▶ Stated problem: Word for word, copy all the data and drop the pictures.

Dataset items:

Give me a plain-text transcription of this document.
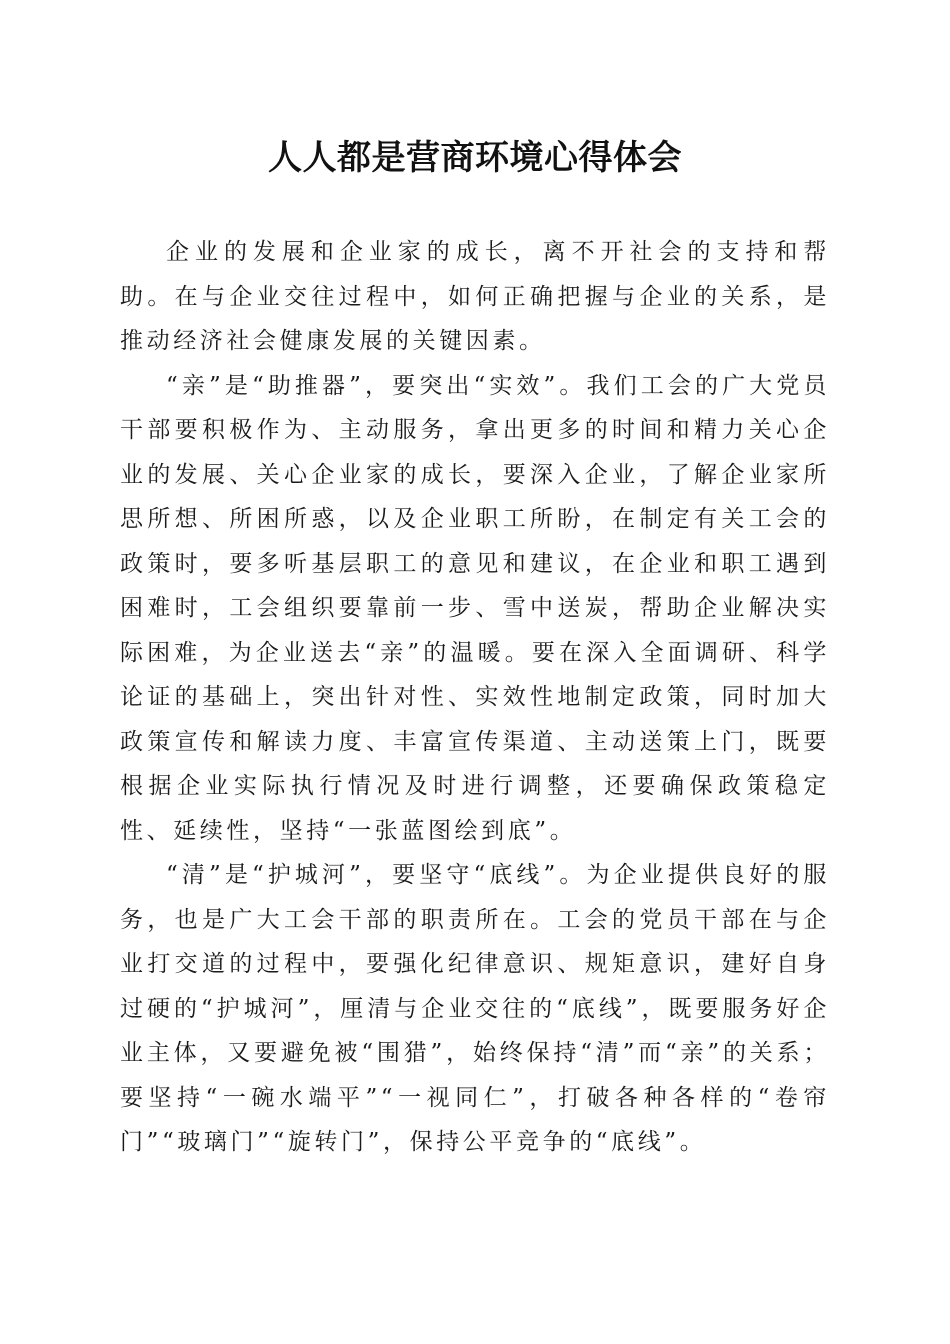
人人都是营商环境心得体会

企业的发展和企业家的成长，离不开社会的支持和帮助。在与企业交往过程中，如何正确把握与企业的关系，是推动经济社会健康发展的关键因素。

“亲”是“助推器”，要突出“实效”。我们工会的广大党员干部要积极作为、主动服务，拿出更多的时间和精力关心企业的发展、关心企业家的成长，要深入企业，了解企业家所思所想、所困所惑，以及企业职工所盼，在制定有关工会的政策时，要多听基层职工的意见和建议，在企业和职工遇到困难时，工会组织要靠前一步、雪中送炭，帮助企业解决实际困难，为企业送去“亲”的温暖。要在深入全面调研、科学论证的基础上，突出针对性、实效性地制定政策，同时加大政策宣传和解读力度、丰富宣传渠道、主动送策上门，既要根据企业实际执行情况及时进行调整，还要确保政策稳定性、延续性，坚持“一张蓝图绘到底”。

“清”是“护城河”，要坚守“底线”。为企业提供良好的服务，也是广大工会干部的职责所在。工会的党员干部在与企业打交道的过程中，要强化纪律意识、规矩意识，建好自身过硬的“护城河”，厘清与企业交往的“底线”，既要服务好企业主体，又要避免被“围猎”，始终保持“清”而“亲”的关系；要坚持“一碗水端平”“一视同仁”，打破各种各样的“卷帘门”“玻璃门”“旋转门”，保持公平竞争的“底线”。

▶ Full solution:
Give me a plain-text transcription of this document.
人人都是营商环境心得体会

企业的发展和企业家的成长，离不开社会的支持和帮助。在与企业交往过程中，如何正确把握与企业的关系，是推动经济社会健康发展的关键因素。

“亲”是“助推器”，要突出“实效”。我们工会的广大党员干部要积极作为、主动服务，拿出更多的时间和精力关心企业的发展、关心企业家的成长，要深入企业，了解企业家所思所想、所困所惑，以及企业职工所盼，在制定有关工会的政策时，要多听基层职工的意见和建议，在企业和职工遇到困难时，工会组织要靠前一步、雪中送炭，帮助企业解决实际困难，为企业送去“亲”的温暖。要在深入全面调研、科学论证的基础上，突出针对性、实效性地制定政策，同时加大政策宣传和解读力度、丰富宣传渠道、主动送策上门，既要根据企业实际执行情况及时进行调整，还要确保政策稳定性、延续性，坚持“一张蓝图绘到底”。

“清”是“护城河”，要坚守“底线”。为企业提供良好的服务，也是广大工会干部的职责所在。工会的党员干部在与企业打交道的过程中，要强化纪律意识、规矩意识，建好自身过硬的“护城河”，厘清与企业交往的“底线”，既要服务好企业主体，又要避免被“围猎”，始终保持“清”而“亲”的关系；要坚持“一碗水端平”“一视同仁”，打破各种各样的“卷帘门”“玻璃门”“旋转门”，保持公平竞争的“底线”。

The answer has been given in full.